Collected data

======

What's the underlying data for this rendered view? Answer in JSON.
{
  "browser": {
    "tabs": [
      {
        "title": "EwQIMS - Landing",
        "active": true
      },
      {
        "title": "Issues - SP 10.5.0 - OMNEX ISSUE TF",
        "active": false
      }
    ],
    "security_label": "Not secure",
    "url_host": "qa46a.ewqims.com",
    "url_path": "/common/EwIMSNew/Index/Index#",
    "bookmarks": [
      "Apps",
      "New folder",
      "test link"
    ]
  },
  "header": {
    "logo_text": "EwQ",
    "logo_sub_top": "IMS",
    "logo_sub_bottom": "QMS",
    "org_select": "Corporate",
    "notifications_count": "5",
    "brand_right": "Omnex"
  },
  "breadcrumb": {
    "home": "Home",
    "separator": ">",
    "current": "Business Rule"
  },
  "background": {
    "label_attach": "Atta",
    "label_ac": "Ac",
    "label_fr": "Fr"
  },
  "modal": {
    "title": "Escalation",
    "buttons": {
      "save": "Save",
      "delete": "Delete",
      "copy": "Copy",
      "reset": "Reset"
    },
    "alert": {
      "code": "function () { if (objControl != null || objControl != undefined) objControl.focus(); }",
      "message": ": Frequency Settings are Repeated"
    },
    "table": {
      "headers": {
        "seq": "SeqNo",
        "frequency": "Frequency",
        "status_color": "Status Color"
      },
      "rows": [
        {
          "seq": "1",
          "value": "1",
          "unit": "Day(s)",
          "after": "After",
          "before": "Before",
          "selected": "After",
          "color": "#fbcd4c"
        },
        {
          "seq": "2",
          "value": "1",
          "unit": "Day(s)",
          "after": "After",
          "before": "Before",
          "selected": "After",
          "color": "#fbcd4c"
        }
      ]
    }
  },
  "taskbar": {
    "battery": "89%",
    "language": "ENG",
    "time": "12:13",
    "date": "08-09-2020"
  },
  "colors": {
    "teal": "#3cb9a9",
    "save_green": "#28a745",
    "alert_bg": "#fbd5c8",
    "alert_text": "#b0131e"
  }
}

======

Extract every record and return it verbatim.

What's the underlying data for this rendered view? Answer in JSON.
{
  "browser": {
    "tabs": [
      {
        "title": "EwQIMS - Landing",
        "active": true
      },
      {
        "title": "Issues - SP 10.5.0 - OMNEX ISSUE TF",
        "active": false
      }
    ],
    "security_label": "Not secure",
    "url_host": "qa46a.ewqims.com",
    "url_path": "/common/EwIMSNew/Index/Index#",
    "bookmarks": [
      "Apps",
      "New folder",
      "test link"
    ]
  },
  "header": {
    "logo_text": "EwQ",
    "logo_sub_top": "IMS",
    "logo_sub_bottom": "QMS",
    "org_select": "Corporate",
    "notifications_count": "5",
    "brand_right": "Omnex"
  },
  "breadcrumb": {
    "home": "Home",
    "separator": ">",
    "current": "Business Rule"
  },
  "background": {
    "label_attach": "Atta",
    "label_ac": "Ac",
    "label_fr": "Fr"
  },
  "modal": {
    "title": "Escalation",
    "buttons": {
      "save": "Save",
      "delete": "Delete",
      "copy": "Copy",
      "reset": "Reset"
    },
    "alert": {
      "code": "function () { if (objControl != null || objControl != undefined) objControl.focus(); }",
      "message": ": Frequency Settings are Repeated"
    },
    "table": {
      "headers": {
        "seq": "SeqNo",
        "frequency": "Frequency",
        "status_color": "Status Color"
      },
      "rows": [
        {
          "seq": "1",
          "value": "1",
          "unit": "Day(s)",
          "after": "After",
          "before": "Before",
          "selected": "After",
          "color": "#fbcd4c"
        },
        {
          "seq": "2",
          "value": "1",
          "unit": "Day(s)",
          "after": "After",
          "before": "Before",
          "selected": "After",
          "color": "#fbcd4c"
        }
      ]
    }
  },
  "taskbar": {
    "battery": "89%",
    "language": "ENG",
    "time": "12:13",
    "date": "08-09-2020"
  },
  "colors": {
    "teal": "#3cb9a9",
    "save_green": "#28a745",
    "alert_bg": "#fbd5c8",
    "alert_text": "#b0131e"
  }
}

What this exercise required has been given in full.